• _Exercise_: Identify all lines of the data containing the string "methods" and copy them.

• _Listed records_:
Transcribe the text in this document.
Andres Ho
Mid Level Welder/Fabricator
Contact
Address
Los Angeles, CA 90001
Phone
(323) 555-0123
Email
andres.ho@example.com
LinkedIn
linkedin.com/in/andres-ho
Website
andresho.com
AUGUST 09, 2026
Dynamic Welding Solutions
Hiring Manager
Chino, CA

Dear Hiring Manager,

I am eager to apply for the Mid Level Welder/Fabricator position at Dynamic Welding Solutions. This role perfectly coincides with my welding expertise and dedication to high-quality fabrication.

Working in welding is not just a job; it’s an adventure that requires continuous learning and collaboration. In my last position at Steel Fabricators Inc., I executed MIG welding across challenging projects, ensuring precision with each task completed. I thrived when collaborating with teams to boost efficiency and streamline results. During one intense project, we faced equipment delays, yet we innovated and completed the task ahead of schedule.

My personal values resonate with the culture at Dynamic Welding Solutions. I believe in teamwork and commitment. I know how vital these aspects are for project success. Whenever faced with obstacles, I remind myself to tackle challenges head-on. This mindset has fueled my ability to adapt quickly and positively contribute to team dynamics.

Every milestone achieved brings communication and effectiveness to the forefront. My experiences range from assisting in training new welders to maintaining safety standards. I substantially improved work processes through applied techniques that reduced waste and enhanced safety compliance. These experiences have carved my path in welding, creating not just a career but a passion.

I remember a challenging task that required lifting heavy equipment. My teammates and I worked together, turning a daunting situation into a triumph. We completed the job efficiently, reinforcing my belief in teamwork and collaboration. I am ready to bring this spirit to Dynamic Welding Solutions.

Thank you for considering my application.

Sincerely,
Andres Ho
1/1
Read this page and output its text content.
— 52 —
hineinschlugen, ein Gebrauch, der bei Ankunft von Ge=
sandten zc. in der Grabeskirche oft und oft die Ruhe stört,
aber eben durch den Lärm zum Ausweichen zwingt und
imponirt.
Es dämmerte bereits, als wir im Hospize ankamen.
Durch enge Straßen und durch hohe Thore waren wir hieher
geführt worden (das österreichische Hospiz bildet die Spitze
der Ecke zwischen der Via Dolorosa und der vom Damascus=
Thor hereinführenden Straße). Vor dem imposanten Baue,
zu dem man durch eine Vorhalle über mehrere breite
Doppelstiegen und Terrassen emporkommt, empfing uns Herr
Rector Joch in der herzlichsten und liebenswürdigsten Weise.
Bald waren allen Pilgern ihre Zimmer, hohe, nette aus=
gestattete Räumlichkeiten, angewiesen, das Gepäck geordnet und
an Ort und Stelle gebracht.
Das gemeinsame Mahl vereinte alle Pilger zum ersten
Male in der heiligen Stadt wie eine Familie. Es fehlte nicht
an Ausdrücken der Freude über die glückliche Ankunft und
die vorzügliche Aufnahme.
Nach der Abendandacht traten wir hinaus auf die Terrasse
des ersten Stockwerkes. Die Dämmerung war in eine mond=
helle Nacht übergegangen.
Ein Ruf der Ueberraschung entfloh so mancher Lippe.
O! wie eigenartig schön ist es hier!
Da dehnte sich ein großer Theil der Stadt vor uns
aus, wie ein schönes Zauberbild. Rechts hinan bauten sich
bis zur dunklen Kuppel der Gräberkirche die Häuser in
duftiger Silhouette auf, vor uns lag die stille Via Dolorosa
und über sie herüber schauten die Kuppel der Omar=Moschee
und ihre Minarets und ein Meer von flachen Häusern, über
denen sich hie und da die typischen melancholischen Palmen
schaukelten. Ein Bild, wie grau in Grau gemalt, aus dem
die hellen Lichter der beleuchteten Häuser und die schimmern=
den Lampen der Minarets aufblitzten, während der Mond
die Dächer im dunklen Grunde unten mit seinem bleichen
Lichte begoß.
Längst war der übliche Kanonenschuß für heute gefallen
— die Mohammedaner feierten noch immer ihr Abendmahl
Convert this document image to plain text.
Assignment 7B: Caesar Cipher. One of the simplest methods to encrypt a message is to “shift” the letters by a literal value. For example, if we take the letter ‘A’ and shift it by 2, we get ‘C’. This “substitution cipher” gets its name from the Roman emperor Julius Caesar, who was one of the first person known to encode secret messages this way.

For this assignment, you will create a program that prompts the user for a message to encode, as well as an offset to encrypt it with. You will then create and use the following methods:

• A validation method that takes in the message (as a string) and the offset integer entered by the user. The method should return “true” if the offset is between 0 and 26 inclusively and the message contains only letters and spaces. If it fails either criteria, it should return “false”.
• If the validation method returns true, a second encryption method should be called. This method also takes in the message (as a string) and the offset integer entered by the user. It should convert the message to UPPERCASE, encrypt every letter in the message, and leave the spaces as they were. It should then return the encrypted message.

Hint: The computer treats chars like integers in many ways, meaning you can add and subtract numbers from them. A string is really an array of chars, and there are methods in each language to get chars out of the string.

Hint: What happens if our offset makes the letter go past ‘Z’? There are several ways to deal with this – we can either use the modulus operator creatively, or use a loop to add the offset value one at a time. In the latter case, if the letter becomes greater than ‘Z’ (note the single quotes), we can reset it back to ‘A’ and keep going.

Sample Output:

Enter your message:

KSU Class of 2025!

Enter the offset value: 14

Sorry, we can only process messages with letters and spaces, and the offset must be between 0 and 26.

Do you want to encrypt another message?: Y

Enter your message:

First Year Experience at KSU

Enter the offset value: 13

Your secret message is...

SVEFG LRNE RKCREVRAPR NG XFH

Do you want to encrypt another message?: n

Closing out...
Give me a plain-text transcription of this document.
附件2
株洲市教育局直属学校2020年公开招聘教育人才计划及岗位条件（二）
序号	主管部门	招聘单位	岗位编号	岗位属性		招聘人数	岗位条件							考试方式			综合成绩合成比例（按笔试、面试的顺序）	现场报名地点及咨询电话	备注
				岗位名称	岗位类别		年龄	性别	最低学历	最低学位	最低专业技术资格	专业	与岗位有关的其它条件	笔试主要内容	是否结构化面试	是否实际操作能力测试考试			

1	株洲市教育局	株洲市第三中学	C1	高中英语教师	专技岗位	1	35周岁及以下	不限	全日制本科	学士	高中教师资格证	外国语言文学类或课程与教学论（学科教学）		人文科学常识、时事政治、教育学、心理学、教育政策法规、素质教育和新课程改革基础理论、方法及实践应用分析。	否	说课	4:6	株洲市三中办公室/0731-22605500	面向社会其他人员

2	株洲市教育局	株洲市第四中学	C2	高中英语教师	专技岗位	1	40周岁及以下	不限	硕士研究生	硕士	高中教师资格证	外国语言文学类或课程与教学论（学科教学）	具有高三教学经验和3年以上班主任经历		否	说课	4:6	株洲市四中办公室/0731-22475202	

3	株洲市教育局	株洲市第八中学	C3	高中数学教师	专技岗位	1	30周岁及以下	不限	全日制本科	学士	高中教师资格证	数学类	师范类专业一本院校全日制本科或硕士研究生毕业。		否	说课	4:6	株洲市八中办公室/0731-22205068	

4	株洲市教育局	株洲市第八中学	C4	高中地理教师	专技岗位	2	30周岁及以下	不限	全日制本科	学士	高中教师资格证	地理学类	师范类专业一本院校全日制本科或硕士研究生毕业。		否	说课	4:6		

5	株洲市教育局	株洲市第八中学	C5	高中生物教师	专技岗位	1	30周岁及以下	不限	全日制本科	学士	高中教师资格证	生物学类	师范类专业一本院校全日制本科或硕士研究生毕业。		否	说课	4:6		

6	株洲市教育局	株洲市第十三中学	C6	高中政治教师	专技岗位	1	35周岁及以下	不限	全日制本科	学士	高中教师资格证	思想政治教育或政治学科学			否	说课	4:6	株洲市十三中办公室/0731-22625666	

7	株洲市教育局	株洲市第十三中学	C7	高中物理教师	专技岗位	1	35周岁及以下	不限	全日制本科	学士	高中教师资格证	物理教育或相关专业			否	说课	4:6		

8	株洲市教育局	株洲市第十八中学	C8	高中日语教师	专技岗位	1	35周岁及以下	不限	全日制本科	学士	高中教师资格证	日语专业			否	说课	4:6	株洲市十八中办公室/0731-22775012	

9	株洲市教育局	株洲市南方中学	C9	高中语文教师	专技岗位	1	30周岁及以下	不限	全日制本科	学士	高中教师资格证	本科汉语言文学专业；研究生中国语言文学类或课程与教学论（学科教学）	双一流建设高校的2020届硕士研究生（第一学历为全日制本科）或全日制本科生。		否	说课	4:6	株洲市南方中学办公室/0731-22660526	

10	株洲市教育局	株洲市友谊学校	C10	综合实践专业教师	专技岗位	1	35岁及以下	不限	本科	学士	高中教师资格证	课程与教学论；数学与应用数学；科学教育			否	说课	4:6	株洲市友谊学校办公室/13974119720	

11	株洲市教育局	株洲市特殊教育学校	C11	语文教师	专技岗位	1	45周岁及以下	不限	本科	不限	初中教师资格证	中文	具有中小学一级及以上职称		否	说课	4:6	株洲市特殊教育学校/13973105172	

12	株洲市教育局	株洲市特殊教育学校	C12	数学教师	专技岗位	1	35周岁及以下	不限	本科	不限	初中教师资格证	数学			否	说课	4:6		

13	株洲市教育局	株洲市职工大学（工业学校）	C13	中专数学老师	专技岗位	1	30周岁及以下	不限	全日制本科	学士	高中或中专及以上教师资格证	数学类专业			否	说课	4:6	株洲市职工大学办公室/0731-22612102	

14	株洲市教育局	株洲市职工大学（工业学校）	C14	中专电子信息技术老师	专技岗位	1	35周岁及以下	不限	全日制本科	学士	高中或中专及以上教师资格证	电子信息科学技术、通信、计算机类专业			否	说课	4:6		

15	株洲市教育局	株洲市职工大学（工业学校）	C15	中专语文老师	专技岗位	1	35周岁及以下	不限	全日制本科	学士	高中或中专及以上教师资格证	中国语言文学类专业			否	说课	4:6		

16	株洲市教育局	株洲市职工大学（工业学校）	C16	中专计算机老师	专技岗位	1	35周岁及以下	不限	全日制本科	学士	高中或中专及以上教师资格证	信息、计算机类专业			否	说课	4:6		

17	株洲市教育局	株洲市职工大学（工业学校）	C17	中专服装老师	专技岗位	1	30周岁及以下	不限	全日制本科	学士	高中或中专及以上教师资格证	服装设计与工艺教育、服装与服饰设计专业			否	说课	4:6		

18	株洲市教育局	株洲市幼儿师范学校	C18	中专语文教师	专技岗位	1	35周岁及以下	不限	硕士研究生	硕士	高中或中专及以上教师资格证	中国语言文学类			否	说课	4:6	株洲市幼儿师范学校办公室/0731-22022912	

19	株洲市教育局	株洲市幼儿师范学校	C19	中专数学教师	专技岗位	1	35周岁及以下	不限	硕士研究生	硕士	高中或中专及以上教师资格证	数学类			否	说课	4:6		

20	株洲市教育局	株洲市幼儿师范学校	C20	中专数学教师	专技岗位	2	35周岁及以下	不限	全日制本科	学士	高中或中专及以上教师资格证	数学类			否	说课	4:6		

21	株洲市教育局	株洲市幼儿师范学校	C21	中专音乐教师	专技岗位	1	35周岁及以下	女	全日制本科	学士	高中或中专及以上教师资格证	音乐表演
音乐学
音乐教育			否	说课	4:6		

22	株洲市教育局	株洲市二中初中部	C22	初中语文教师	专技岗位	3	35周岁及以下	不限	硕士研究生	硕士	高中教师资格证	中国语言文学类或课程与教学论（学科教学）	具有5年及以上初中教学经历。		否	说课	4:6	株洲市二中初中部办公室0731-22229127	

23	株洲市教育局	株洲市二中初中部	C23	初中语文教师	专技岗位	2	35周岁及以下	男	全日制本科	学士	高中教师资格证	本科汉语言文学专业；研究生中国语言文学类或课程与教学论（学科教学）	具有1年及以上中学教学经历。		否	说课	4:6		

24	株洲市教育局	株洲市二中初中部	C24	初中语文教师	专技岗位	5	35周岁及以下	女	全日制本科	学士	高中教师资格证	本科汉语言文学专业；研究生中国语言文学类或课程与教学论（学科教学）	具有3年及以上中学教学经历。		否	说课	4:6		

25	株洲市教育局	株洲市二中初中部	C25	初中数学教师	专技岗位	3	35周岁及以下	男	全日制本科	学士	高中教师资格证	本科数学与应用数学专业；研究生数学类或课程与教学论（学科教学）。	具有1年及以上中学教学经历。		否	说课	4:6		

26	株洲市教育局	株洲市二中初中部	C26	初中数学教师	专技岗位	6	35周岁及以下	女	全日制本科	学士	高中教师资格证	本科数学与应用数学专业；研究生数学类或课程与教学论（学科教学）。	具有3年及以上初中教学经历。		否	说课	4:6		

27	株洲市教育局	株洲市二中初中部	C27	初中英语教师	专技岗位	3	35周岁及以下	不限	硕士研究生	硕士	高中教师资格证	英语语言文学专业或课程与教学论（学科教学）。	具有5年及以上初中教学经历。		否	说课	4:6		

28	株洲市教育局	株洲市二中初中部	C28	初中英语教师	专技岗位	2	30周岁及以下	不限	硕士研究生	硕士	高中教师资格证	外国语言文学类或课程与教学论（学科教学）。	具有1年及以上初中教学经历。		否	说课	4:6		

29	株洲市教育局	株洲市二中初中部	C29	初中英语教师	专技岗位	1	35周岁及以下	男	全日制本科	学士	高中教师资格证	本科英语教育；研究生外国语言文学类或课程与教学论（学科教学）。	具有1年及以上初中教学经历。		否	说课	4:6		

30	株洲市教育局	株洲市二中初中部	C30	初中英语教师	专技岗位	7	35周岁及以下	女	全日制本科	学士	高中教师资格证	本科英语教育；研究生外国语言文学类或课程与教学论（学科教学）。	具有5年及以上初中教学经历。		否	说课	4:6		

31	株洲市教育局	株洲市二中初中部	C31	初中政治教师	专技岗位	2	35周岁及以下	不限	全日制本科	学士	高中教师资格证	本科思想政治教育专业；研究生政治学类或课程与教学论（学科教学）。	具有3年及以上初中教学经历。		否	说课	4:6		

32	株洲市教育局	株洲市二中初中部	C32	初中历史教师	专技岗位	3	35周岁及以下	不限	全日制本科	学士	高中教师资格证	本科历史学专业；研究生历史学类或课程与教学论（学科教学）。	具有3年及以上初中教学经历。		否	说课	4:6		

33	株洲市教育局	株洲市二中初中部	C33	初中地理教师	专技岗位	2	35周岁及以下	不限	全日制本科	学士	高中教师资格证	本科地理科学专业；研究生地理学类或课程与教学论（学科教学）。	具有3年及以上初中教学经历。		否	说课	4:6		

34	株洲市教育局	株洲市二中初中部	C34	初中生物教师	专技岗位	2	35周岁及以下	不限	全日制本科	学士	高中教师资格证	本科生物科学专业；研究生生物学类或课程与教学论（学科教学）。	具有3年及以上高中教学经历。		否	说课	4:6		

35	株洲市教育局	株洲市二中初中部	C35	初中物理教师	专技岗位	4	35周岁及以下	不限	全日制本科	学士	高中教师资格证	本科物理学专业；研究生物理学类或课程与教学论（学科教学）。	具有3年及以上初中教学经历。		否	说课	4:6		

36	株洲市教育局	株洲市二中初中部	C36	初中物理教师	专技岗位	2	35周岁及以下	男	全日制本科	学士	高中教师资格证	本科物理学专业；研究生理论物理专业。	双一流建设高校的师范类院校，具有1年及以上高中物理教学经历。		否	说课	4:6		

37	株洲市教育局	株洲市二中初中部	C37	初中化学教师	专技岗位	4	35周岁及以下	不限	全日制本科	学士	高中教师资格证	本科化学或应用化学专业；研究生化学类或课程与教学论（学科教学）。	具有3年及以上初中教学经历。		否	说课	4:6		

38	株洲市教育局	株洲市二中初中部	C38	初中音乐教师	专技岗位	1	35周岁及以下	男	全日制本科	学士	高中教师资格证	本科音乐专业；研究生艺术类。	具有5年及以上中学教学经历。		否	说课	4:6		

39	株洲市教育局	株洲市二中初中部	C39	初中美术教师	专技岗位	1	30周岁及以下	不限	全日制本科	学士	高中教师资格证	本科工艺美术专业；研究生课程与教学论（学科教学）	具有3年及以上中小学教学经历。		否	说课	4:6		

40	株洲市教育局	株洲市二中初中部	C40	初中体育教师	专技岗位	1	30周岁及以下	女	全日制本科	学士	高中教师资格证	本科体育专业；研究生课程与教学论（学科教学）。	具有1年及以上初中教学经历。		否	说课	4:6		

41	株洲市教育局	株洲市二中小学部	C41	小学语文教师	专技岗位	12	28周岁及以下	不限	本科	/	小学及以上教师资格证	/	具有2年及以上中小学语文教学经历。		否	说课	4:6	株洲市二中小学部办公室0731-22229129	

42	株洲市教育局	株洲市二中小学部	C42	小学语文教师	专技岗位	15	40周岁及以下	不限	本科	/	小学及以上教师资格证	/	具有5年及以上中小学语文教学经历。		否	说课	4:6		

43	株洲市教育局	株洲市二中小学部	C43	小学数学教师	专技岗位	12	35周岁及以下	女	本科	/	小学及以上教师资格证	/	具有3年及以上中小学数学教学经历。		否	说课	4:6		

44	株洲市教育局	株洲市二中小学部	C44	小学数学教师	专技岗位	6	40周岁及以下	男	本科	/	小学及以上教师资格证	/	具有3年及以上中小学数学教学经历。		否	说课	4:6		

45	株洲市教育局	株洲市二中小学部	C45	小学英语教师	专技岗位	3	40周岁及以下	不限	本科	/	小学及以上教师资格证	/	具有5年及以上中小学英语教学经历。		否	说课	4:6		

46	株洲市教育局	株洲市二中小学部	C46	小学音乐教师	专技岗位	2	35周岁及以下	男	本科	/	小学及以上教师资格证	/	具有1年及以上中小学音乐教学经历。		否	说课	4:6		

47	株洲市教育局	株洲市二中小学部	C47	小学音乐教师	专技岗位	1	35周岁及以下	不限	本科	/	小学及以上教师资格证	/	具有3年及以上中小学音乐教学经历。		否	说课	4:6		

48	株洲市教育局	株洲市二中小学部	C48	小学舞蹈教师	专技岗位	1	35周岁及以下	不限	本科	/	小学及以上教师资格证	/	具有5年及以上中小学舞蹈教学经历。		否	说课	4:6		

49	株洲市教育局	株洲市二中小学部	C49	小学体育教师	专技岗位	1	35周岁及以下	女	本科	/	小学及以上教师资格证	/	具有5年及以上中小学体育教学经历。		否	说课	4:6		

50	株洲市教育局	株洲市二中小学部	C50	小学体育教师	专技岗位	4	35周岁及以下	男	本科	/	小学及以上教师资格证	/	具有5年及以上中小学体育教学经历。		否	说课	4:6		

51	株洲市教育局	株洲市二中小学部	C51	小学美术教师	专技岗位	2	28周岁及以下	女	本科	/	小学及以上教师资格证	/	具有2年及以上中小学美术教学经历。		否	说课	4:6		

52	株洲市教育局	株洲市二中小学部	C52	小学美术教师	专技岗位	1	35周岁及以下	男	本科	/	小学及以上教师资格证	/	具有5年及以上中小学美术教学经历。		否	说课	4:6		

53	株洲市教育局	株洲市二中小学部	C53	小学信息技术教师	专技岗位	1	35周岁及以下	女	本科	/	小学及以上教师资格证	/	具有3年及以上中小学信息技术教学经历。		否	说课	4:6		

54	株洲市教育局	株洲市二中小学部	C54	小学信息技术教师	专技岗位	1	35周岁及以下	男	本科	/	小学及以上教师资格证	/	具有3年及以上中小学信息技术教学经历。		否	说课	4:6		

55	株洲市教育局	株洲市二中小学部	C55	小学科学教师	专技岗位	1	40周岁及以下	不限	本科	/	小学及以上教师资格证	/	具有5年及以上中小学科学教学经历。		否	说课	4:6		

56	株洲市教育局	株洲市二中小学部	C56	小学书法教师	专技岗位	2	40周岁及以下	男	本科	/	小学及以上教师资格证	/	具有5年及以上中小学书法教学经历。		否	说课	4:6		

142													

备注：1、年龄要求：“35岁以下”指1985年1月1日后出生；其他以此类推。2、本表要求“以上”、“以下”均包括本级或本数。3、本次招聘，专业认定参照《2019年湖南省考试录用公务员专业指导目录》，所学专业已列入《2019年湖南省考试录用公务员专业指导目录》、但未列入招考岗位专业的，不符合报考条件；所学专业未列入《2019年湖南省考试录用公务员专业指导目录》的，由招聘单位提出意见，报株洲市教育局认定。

• _Result of the task_:
Assignment 7B: Caesar Cipher. One of the simplest methods to encrypt a message is to “shift” the letters by a literal value. For example, if we take the letter ‘A’ and shift it by 2, we get ‘C’. This “substitution cipher” gets its name from the Roman emperor Julius Caesar, who was one of the first person known to encode secret messages this way.
For this assignment, you will create a program that prompts the user for a message to encode, as well as an offset to encrypt it with. You will then create and use the following methods:
Hint: The computer treats chars like integers in many ways, meaning you can add and subtract numbers from them. A string is really an array of chars, and there are methods in each language to get chars out of the string.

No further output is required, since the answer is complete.